#### [Directive]
Using the records provided below, locate and copy each line that contains the word "retardants".

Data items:
————
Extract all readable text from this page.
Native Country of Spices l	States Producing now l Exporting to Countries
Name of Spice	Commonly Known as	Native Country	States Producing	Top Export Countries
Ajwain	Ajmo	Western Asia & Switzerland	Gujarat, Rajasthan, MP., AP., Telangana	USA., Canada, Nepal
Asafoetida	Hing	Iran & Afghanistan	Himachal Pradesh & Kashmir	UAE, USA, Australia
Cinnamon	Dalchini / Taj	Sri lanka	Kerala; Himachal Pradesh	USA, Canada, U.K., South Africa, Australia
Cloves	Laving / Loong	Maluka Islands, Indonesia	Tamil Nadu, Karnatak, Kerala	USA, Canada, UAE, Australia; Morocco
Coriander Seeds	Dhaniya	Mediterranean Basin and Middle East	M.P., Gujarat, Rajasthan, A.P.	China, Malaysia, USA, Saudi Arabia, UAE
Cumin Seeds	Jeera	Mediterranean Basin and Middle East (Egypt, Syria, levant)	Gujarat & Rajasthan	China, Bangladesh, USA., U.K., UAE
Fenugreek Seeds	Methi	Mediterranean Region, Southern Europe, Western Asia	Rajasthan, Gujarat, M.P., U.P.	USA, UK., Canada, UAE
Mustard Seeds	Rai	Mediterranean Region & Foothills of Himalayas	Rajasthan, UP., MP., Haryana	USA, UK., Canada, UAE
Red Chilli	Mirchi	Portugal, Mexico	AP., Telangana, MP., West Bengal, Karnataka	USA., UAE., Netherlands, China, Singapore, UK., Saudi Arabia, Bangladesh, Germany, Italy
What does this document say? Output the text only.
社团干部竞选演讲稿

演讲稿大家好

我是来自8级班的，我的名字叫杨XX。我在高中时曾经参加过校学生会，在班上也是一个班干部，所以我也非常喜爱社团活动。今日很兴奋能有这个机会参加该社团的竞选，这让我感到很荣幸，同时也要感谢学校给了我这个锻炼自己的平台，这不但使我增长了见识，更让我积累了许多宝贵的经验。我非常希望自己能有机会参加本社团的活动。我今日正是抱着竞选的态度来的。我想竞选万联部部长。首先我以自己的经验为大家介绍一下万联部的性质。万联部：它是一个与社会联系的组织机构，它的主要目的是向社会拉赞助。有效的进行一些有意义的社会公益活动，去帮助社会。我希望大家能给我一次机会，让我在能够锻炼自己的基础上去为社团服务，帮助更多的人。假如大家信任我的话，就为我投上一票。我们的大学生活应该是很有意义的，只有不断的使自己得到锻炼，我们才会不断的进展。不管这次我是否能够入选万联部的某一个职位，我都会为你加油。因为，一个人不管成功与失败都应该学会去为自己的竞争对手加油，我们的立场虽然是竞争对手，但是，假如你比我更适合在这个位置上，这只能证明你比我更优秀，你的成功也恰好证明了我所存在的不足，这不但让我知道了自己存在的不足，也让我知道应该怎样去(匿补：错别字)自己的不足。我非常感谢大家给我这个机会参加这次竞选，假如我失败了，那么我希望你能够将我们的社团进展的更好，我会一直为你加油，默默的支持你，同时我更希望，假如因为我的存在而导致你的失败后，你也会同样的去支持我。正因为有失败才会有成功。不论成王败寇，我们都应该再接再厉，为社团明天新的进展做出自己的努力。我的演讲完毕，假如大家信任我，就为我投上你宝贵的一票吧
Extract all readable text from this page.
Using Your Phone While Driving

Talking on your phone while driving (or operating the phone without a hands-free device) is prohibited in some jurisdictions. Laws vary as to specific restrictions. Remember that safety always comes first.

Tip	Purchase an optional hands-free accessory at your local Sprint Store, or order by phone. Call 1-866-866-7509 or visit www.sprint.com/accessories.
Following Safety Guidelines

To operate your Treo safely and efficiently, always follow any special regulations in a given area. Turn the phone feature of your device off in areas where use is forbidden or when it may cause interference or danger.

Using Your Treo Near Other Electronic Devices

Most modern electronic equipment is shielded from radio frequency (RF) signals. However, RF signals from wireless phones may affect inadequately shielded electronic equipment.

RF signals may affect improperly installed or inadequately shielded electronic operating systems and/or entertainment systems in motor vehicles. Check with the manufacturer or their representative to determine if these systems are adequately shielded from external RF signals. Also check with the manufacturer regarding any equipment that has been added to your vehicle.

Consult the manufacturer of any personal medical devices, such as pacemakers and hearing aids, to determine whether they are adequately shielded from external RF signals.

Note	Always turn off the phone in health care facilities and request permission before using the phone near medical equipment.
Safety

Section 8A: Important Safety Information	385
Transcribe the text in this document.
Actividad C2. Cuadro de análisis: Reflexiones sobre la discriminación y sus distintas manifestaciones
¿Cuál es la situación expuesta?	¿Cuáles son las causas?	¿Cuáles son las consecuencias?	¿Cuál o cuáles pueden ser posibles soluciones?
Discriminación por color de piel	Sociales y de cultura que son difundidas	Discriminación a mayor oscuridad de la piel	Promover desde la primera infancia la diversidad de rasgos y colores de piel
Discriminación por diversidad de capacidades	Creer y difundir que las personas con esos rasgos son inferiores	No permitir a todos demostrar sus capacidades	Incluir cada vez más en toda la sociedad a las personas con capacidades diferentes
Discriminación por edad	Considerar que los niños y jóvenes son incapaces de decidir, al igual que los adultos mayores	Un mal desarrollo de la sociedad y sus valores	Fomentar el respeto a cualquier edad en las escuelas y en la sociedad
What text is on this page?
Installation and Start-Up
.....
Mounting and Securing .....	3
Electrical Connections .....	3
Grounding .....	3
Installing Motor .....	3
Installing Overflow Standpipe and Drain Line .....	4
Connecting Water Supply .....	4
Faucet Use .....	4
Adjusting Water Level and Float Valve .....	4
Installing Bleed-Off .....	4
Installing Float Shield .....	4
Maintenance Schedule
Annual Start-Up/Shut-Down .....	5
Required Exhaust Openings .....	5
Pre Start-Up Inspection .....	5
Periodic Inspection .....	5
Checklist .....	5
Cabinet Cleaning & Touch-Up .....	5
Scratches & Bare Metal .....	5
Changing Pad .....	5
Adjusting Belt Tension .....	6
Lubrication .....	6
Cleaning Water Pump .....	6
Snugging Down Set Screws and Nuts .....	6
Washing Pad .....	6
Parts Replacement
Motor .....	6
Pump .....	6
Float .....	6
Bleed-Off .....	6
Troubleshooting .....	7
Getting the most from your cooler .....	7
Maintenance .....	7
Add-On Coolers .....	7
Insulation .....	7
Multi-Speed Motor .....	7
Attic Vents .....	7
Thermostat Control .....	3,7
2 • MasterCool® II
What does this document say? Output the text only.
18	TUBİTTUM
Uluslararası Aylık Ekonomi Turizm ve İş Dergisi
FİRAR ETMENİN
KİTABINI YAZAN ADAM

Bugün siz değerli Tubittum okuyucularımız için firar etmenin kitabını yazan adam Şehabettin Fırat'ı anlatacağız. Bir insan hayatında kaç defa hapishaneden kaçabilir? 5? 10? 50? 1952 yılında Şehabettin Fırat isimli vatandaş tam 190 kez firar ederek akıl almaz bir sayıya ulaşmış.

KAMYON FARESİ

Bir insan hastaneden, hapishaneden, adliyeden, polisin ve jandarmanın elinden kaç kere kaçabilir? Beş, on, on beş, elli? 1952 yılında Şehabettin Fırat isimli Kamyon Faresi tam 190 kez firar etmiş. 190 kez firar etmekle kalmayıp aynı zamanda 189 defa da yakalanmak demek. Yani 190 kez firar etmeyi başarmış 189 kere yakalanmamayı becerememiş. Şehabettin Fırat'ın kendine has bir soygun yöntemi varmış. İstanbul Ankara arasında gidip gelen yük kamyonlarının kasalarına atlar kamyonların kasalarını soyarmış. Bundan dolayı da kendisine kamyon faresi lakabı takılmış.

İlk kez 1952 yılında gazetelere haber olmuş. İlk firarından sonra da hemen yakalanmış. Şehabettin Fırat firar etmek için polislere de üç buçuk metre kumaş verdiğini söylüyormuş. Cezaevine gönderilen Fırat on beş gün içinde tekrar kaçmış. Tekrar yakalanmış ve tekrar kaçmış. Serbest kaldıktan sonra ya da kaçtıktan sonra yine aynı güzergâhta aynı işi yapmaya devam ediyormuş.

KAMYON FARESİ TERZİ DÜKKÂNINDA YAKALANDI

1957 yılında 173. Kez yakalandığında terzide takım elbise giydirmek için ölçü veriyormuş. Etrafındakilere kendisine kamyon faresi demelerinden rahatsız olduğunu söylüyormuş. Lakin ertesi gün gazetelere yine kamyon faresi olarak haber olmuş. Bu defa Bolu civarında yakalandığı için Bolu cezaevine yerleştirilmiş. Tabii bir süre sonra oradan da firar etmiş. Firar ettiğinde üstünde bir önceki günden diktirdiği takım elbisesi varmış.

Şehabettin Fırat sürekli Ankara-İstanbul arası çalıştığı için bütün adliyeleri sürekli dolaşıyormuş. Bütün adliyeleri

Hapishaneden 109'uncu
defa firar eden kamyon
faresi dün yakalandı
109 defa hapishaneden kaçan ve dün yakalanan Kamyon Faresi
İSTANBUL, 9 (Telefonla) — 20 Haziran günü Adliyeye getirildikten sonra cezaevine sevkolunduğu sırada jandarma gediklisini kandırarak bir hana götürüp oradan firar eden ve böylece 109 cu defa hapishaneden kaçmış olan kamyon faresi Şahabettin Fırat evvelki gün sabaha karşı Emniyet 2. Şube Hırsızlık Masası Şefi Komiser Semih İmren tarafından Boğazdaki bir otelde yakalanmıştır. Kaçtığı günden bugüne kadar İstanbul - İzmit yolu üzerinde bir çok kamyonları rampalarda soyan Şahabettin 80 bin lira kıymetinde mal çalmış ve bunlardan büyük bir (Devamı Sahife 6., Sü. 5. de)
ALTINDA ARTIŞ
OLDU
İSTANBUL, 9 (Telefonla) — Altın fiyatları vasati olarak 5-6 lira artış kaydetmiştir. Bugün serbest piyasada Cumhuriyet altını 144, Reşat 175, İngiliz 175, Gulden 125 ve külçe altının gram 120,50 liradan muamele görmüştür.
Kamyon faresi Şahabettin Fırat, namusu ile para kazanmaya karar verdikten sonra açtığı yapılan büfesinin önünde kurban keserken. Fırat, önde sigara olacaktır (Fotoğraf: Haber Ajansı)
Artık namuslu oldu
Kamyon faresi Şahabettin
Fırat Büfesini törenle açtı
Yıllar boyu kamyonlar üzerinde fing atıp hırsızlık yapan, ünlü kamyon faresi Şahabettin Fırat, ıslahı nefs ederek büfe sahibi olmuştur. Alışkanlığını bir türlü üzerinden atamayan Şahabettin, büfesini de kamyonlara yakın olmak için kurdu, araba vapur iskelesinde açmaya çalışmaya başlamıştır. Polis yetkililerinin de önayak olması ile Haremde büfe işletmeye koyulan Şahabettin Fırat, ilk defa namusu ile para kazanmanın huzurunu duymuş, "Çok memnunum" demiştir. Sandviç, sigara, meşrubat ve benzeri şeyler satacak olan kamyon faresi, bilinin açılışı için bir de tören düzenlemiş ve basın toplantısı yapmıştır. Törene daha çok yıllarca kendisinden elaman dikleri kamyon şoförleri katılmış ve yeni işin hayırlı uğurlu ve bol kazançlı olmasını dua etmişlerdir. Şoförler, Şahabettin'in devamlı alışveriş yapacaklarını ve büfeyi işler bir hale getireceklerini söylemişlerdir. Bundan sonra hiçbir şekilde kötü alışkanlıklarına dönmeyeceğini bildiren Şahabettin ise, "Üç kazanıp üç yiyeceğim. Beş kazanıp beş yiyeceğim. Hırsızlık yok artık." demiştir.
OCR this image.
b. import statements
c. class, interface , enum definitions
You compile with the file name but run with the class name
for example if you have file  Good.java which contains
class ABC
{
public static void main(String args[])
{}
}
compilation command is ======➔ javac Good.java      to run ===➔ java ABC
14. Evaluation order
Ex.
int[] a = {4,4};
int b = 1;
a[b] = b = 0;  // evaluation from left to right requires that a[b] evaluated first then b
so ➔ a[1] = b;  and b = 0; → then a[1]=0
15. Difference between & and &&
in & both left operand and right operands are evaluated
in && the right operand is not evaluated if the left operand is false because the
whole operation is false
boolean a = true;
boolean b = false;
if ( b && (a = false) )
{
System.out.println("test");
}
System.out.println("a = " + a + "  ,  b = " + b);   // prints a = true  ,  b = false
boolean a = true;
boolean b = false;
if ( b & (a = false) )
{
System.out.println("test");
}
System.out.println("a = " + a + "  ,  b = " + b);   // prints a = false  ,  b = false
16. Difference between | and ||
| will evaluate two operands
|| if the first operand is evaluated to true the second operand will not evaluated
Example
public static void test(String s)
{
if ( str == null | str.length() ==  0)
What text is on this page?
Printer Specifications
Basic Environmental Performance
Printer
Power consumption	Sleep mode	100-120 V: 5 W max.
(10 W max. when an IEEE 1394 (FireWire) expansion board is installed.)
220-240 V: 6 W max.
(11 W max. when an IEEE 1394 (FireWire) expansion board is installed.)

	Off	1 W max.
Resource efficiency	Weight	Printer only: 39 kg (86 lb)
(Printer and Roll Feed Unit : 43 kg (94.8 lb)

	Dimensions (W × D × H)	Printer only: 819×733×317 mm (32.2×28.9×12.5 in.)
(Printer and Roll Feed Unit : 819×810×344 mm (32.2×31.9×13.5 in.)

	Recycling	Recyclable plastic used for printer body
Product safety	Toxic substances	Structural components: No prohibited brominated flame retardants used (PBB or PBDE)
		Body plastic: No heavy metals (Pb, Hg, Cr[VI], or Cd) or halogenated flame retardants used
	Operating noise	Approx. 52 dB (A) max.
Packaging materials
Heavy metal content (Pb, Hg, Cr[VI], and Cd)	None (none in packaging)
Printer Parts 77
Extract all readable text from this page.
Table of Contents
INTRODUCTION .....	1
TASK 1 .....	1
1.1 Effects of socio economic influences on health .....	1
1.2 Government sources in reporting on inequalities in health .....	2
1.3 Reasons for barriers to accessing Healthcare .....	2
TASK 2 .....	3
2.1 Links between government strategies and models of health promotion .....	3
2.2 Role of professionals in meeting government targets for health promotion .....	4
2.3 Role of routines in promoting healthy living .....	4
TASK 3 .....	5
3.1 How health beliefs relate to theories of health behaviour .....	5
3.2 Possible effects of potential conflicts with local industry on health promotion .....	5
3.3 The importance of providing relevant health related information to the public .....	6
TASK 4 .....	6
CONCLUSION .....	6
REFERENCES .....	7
————
#### [Solution below]
Product safety	Toxic substances	Structural components: No prohibited brominated flame retardants used (PBB or PBDE)
		Body plastic: No heavy metals (Pb, Hg, Cr[VI], or Cd) or halogenated flame retardants used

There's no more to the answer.